Pick out and copy every line below that has the word "Supply".

───

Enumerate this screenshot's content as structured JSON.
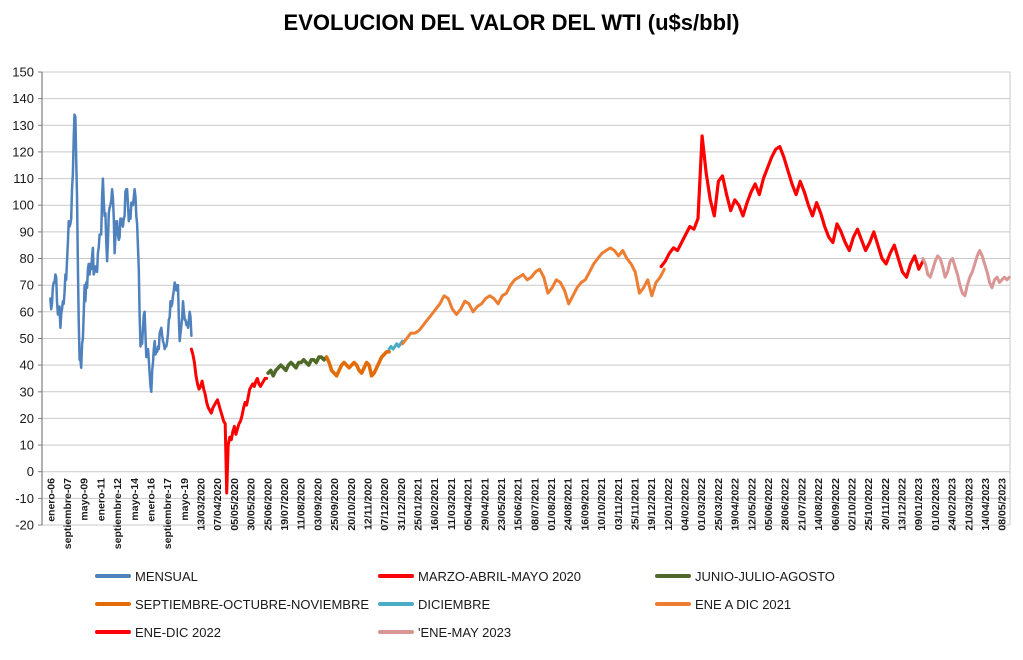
{
  "title": "EVOLUCION DEL VALOR DEL WTI (u$s/bbl)",
  "chart_data": {
    "type": "line",
    "title": "EVOLUCION DEL VALOR DEL WTI (u$s/bbl)",
    "xlabel": "",
    "ylabel": "",
    "ylim": [
      -20,
      150
    ],
    "ytick_step": 10,
    "yticks": [
      150,
      140,
      130,
      120,
      110,
      100,
      90,
      80,
      70,
      60,
      50,
      40,
      30,
      20,
      10,
      0,
      -10,
      -20
    ],
    "grid": "horizontal",
    "legend_position": "bottom",
    "x_categories": [
      "enero-06",
      "septiembre-07",
      "mayo-09",
      "enero-11",
      "septiembre-12",
      "mayo-14",
      "enero-16",
      "septiembre-17",
      "mayo-19",
      "13/03/2020",
      "07/04/2020",
      "05/05/2020",
      "30/05/2020",
      "25/06/2020",
      "19/07/2020",
      "11/08/2020",
      "03/09/2020",
      "25/09/2020",
      "20/10/2020",
      "12/11/2020",
      "07/12/2020",
      "31/12/2020",
      "25/01/2021",
      "16/02/2021",
      "11/03/2021",
      "05/04/2021",
      "29/04/2021",
      "23/05/2021",
      "15/06/2021",
      "08/07/2021",
      "01/08/2021",
      "24/08/2021",
      "16/09/2021",
      "10/10/2021",
      "03/11/2021",
      "25/11/2021",
      "19/12/2021",
      "12/01/2022",
      "04/02/2022",
      "01/03/2022",
      "25/03/2022",
      "19/04/2022",
      "12/05/2022",
      "05/06/2022",
      "28/06/2022",
      "21/07/2022",
      "14/08/2022",
      "06/09/2022",
      "02/10/2022",
      "25/10/2022",
      "20/11/2022",
      "13/12/2022",
      "09/01/2023",
      "01/02/2023",
      "24/02/2023",
      "21/03/2023",
      "14/04/2023",
      "08/05/2023"
    ],
    "legend_rows": [
      [
        0,
        1,
        2
      ],
      [
        3,
        4,
        5
      ],
      [
        6,
        7
      ]
    ],
    "series": [
      {
        "name": "MENSUAL",
        "color": "#4F81BD",
        "width": 2.5,
        "x0": 0,
        "dx": 0.05,
        "values": [
          65,
          61,
          63,
          69,
          71,
          71,
          74,
          73,
          64,
          59,
          59,
          62,
          54,
          59,
          61,
          64,
          63,
          67,
          74,
          72,
          79,
          86,
          94,
          92,
          93,
          95,
          106,
          112,
          125,
          134,
          133,
          117,
          104,
          77,
          57,
          42,
          42,
          39,
          48,
          50,
          59,
          70,
          64,
          71,
          69,
          76,
          78,
          74,
          78,
          76,
          81,
          84,
          74,
          75,
          77,
          77,
          75,
          82,
          84,
          89,
          89,
          89,
          103,
          110,
          101,
          96,
          97,
          86,
          79,
          86,
          97,
          99,
          100,
          102,
          106,
          103,
          95,
          82,
          88,
          94,
          94,
          89,
          87,
          88,
          95,
          95,
          93,
          92,
          95,
          96,
          105,
          106,
          106,
          100,
          94,
          98,
          95,
          101,
          101,
          100,
          103,
          106,
          103,
          96,
          93,
          84,
          76,
          59,
          47,
          51,
          48,
          54,
          59,
          60,
          51,
          43,
          45,
          46,
          42,
          37,
          32,
          30,
          38,
          41,
          46,
          49,
          44,
          45,
          45,
          47,
          46,
          52,
          53,
          54,
          51,
          49,
          48,
          46,
          47,
          47,
          49,
          52,
          57,
          58,
          64,
          62,
          63,
          66,
          68,
          71,
          70,
          68,
          70,
          70,
          57,
          49,
          52,
          55,
          58,
          64,
          60,
          57,
          57,
          55,
          56,
          54,
          57,
          60,
          58,
          51
        ]
      },
      {
        "name": "MARZO-ABRIL-MAYO 2020",
        "color": "#FF0000",
        "width": 3,
        "x0": 8.45,
        "dx": 0.092,
        "values": [
          46,
          44,
          41,
          36,
          33,
          31,
          32,
          34,
          31,
          29,
          26,
          24,
          23,
          22,
          24,
          25,
          26,
          27,
          25,
          23,
          21,
          19,
          18,
          -8,
          10,
          13,
          12,
          15,
          17,
          14,
          16,
          18,
          19,
          21,
          24,
          26,
          25,
          28,
          31,
          32,
          33,
          32,
          34,
          35,
          33,
          32,
          33,
          34,
          35,
          35
        ]
      },
      {
        "name": "JUNIO-JULIO-AGOSTO",
        "color": "#4F6A28",
        "width": 3.6,
        "x0": 13.05,
        "dx": 0.152,
        "values": [
          37,
          38,
          36,
          38,
          39,
          40,
          39,
          38,
          40,
          41,
          40,
          39,
          41,
          41,
          42,
          41,
          40,
          42,
          42,
          41,
          43,
          43,
          42,
          43
        ]
      },
      {
        "name": "SEPTIEMBRE-OCTUBRE-NOVIEMBRE",
        "color": "#E36C0A",
        "width": 3.6,
        "x0": 16.55,
        "dx": 0.15,
        "values": [
          43,
          41,
          38,
          37,
          36,
          38,
          40,
          41,
          40,
          39,
          40,
          41,
          40,
          38,
          37,
          39,
          41,
          40,
          36,
          37,
          39,
          41,
          43,
          44,
          45,
          45
        ]
      },
      {
        "name": "DICIEMBRE",
        "color": "#4BACC6",
        "width": 3,
        "x0": 20.3,
        "dx": 0.114,
        "values": [
          46,
          47,
          46,
          47,
          48,
          47,
          48,
          49
        ]
      },
      {
        "name": "ENE A DIC 2021",
        "color": "#ED7D31",
        "width": 3,
        "x0": 21.1,
        "dx": 0.249,
        "values": [
          48,
          50,
          52,
          52,
          53,
          55,
          57,
          59,
          61,
          63,
          66,
          65,
          61,
          59,
          61,
          64,
          63,
          60,
          62,
          63,
          65,
          66,
          65,
          63,
          66,
          67,
          70,
          72,
          73,
          74,
          72,
          73,
          75,
          76,
          73,
          67,
          69,
          72,
          71,
          68,
          63,
          66,
          69,
          71,
          72,
          75,
          78,
          80,
          82,
          83,
          84,
          83,
          81,
          83,
          80,
          78,
          75,
          67,
          69,
          72,
          66,
          71,
          73,
          76
        ]
      },
      {
        "name": "ENE-DIC 2022",
        "color": "#FF0000",
        "width": 3.2,
        "x0": 36.6,
        "dx": 0.245,
        "values": [
          77,
          79,
          82,
          84,
          83,
          86,
          89,
          92,
          91,
          95,
          126,
          112,
          102,
          96,
          109,
          111,
          104,
          98,
          102,
          100,
          96,
          101,
          105,
          108,
          104,
          110,
          114,
          118,
          121,
          122,
          118,
          113,
          108,
          104,
          109,
          105,
          100,
          96,
          101,
          97,
          92,
          88,
          86,
          93,
          90,
          86,
          83,
          88,
          91,
          87,
          83,
          86,
          90,
          85,
          80,
          78,
          82,
          85,
          80,
          75,
          73,
          78,
          81,
          76,
          79
        ]
      },
      {
        "name": "'ENE-MAY 2023",
        "color": "#D99694",
        "width": 3,
        "x0": 52.28,
        "dx": 0.148,
        "values": [
          80,
          78,
          74,
          73,
          76,
          79,
          81,
          80,
          77,
          73,
          75,
          79,
          80,
          77,
          74,
          70,
          67,
          66,
          70,
          73,
          75,
          78,
          81,
          83,
          81,
          78,
          75,
          71,
          69,
          72,
          73,
          71,
          72,
          73,
          72,
          73
        ]
      }
    ]
  }
}
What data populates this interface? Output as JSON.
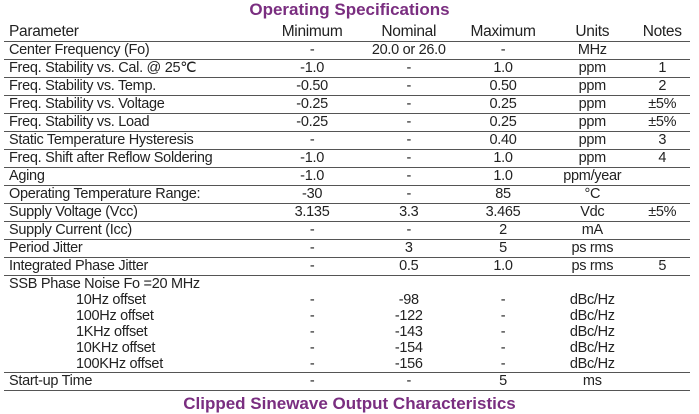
{
  "title": "Operating Specifications",
  "next_title": "Clipped Sinewave Output Characteristics",
  "headers": [
    "Parameter",
    "Minimum",
    "Nominal",
    "Maximum",
    "Units",
    "Notes"
  ],
  "rows": [
    [
      "Center Frequency (Fo)",
      "-",
      "20.0 or 26.0",
      "-",
      "MHz",
      ""
    ],
    [
      "Freq. Stability vs. Cal. @ 25℃",
      "-1.0",
      "-",
      "1.0",
      "ppm",
      "1"
    ],
    [
      "Freq. Stability vs. Temp.",
      "-0.50",
      "-",
      "0.50",
      "ppm",
      "2"
    ],
    [
      "Freq. Stability vs. Voltage",
      "-0.25",
      "-",
      "0.25",
      "ppm",
      "±5%"
    ],
    [
      "Freq. Stability vs. Load",
      "-0.25",
      "-",
      "0.25",
      "ppm",
      "±5%"
    ],
    [
      "Static Temperature Hysteresis",
      "-",
      "-",
      "0.40",
      "ppm",
      "3"
    ],
    [
      "Freq. Shift after Reflow Soldering",
      "-1.0",
      "-",
      "1.0",
      "ppm",
      "4"
    ],
    [
      "Aging",
      "-1.0",
      "-",
      "1.0",
      "ppm/year",
      ""
    ],
    [
      "Operating Temperature Range:",
      "-30",
      "-",
      "85",
      "°C",
      ""
    ],
    [
      "Supply Voltage (Vcc)",
      "3.135",
      "3.3",
      "3.465",
      "Vdc",
      "±5%"
    ],
    [
      "Supply Current (Icc)",
      "-",
      "-",
      "2",
      "mA",
      ""
    ],
    [
      "Period Jitter",
      "-",
      "3",
      "5",
      "ps rms",
      ""
    ],
    [
      "Integrated Phase Jitter",
      "-",
      "0.5",
      "1.0",
      "ps rms",
      "5"
    ]
  ],
  "ssb": {
    "label": "SSB Phase Noise Fo =20 MHz",
    "rows": [
      [
        "10Hz offset",
        "-",
        "-98",
        "-",
        "dBc/Hz",
        ""
      ],
      [
        "100Hz offset",
        "-",
        "-122",
        "-",
        "dBc/Hz",
        ""
      ],
      [
        "1KHz offset",
        "-",
        "-143",
        "-",
        "dBc/Hz",
        ""
      ],
      [
        "10KHz offset",
        "-",
        "-154",
        "-",
        "dBc/Hz",
        ""
      ],
      [
        "100KHz offset",
        "-",
        "-156",
        "-",
        "dBc/Hz",
        ""
      ]
    ]
  },
  "startup": [
    "Start-up Time",
    "-",
    "-",
    "5",
    "ms",
    ""
  ]
}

───

## Result for this task
      "Supply Voltage (Vcc)",
      "Supply Current (Icc)",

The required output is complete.